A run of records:
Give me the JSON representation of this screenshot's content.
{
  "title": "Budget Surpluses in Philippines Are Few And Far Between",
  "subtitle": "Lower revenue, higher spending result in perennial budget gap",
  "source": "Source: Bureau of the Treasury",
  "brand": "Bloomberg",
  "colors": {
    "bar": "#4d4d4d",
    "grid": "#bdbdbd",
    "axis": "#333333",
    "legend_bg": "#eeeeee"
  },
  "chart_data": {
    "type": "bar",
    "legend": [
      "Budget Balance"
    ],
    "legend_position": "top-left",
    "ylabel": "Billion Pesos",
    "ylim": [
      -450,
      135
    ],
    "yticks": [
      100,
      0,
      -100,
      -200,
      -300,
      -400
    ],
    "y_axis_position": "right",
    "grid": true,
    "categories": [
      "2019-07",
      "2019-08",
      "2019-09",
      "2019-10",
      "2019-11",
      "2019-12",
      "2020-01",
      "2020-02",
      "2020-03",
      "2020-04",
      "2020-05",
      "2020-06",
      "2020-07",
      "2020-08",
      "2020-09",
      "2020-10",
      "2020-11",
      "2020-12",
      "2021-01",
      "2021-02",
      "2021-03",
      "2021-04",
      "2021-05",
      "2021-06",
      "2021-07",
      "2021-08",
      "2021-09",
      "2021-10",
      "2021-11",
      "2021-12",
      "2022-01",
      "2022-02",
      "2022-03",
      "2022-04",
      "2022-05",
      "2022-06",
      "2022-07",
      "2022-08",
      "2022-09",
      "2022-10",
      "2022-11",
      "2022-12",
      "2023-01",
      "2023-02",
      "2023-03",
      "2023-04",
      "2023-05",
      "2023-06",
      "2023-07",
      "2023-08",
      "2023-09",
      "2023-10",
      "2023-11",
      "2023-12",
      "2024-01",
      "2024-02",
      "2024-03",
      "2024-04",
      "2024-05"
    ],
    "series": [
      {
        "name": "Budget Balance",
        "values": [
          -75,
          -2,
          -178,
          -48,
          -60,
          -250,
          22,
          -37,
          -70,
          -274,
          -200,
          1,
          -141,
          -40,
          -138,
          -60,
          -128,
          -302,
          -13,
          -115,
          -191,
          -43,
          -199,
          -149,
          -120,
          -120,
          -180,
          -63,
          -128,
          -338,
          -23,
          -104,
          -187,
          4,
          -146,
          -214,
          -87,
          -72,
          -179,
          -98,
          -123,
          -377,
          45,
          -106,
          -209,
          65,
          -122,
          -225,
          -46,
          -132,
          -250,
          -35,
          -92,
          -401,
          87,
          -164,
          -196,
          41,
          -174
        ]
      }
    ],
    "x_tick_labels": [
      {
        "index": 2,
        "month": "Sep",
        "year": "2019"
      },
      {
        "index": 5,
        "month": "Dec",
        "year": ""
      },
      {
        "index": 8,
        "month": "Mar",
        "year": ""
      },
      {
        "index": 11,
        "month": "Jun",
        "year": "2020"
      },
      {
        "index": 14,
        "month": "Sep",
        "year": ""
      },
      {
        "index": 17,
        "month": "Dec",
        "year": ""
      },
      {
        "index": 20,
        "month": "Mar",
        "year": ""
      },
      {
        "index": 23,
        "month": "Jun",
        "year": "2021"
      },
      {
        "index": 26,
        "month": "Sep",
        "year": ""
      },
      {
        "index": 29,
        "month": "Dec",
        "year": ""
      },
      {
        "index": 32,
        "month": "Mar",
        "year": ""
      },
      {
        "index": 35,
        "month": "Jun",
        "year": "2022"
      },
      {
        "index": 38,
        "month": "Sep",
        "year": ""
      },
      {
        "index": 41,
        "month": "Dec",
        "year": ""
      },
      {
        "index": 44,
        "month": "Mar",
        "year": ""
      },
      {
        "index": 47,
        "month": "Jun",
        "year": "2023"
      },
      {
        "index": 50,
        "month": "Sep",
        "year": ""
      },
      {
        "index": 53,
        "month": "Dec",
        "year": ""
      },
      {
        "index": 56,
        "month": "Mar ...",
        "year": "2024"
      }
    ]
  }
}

# DO THIS
Please give back all of the records exactly as written.

# EXERCISE SOLUTION
Give me the JSON representation of this screenshot's content.
{
  "title": "Budget Surpluses in Philippines Are Few And Far Between",
  "subtitle": "Lower revenue, higher spending result in perennial budget gap",
  "source": "Source: Bureau of the Treasury",
  "brand": "Bloomberg",
  "colors": {
    "bar": "#4d4d4d",
    "grid": "#bdbdbd",
    "axis": "#333333",
    "legend_bg": "#eeeeee"
  },
  "chart_data": {
    "type": "bar",
    "legend": [
      "Budget Balance"
    ],
    "legend_position": "top-left",
    "ylabel": "Billion Pesos",
    "ylim": [
      -450,
      135
    ],
    "yticks": [
      100,
      0,
      -100,
      -200,
      -300,
      -400
    ],
    "y_axis_position": "right",
    "grid": true,
    "categories": [
      "2019-07",
      "2019-08",
      "2019-09",
      "2019-10",
      "2019-11",
      "2019-12",
      "2020-01",
      "2020-02",
      "2020-03",
      "2020-04",
      "2020-05",
      "2020-06",
      "2020-07",
      "2020-08",
      "2020-09",
      "2020-10",
      "2020-11",
      "2020-12",
      "2021-01",
      "2021-02",
      "2021-03",
      "2021-04",
      "2021-05",
      "2021-06",
      "2021-07",
      "2021-08",
      "2021-09",
      "2021-10",
      "2021-11",
      "2021-12",
      "2022-01",
      "2022-02",
      "2022-03",
      "2022-04",
      "2022-05",
      "2022-06",
      "2022-07",
      "2022-08",
      "2022-09",
      "2022-10",
      "2022-11",
      "2022-12",
      "2023-01",
      "2023-02",
      "2023-03",
      "2023-04",
      "2023-05",
      "2023-06",
      "2023-07",
      "2023-08",
      "2023-09",
      "2023-10",
      "2023-11",
      "2023-12",
      "2024-01",
      "2024-02",
      "2024-03",
      "2024-04",
      "2024-05"
    ],
    "series": [
      {
        "name": "Budget Balance",
        "values": [
          -75,
          -2,
          -178,
          -48,
          -60,
          -250,
          22,
          -37,
          -70,
          -274,
          -200,
          1,
          -141,
          -40,
          -138,
          -60,
          -128,
          -302,
          -13,
          -115,
          -191,
          -43,
          -199,
          -149,
          -120,
          -120,
          -180,
          -63,
          -128,
          -338,
          -23,
          -104,
          -187,
          4,
          -146,
          -214,
          -87,
          -72,
          -179,
          -98,
          -123,
          -377,
          45,
          -106,
          -209,
          65,
          -122,
          -225,
          -46,
          -132,
          -250,
          -35,
          -92,
          -401,
          87,
          -164,
          -196,
          41,
          -174
        ]
      }
    ],
    "x_tick_labels": [
      {
        "index": 2,
        "month": "Sep",
        "year": "2019"
      },
      {
        "index": 5,
        "month": "Dec",
        "year": ""
      },
      {
        "index": 8,
        "month": "Mar",
        "year": ""
      },
      {
        "index": 11,
        "month": "Jun",
        "year": "2020"
      },
      {
        "index": 14,
        "month": "Sep",
        "year": ""
      },
      {
        "index": 17,
        "month": "Dec",
        "year": ""
      },
      {
        "index": 20,
        "month": "Mar",
        "year": ""
      },
      {
        "index": 23,
        "month": "Jun",
        "year": "2021"
      },
      {
        "index": 26,
        "month": "Sep",
        "year": ""
      },
      {
        "index": 29,
        "month": "Dec",
        "year": ""
      },
      {
        "index": 32,
        "month": "Mar",
        "year": ""
      },
      {
        "index": 35,
        "month": "Jun",
        "year": "2022"
      },
      {
        "index": 38,
        "month": "Sep",
        "year": ""
      },
      {
        "index": 41,
        "month": "Dec",
        "year": ""
      },
      {
        "index": 44,
        "month": "Mar",
        "year": ""
      },
      {
        "index": 47,
        "month": "Jun",
        "year": "2023"
      },
      {
        "index": 50,
        "month": "Sep",
        "year": ""
      },
      {
        "index": 53,
        "month": "Dec",
        "year": ""
      },
      {
        "index": 56,
        "month": "Mar ...",
        "year": "2024"
      }
    ]
  }
}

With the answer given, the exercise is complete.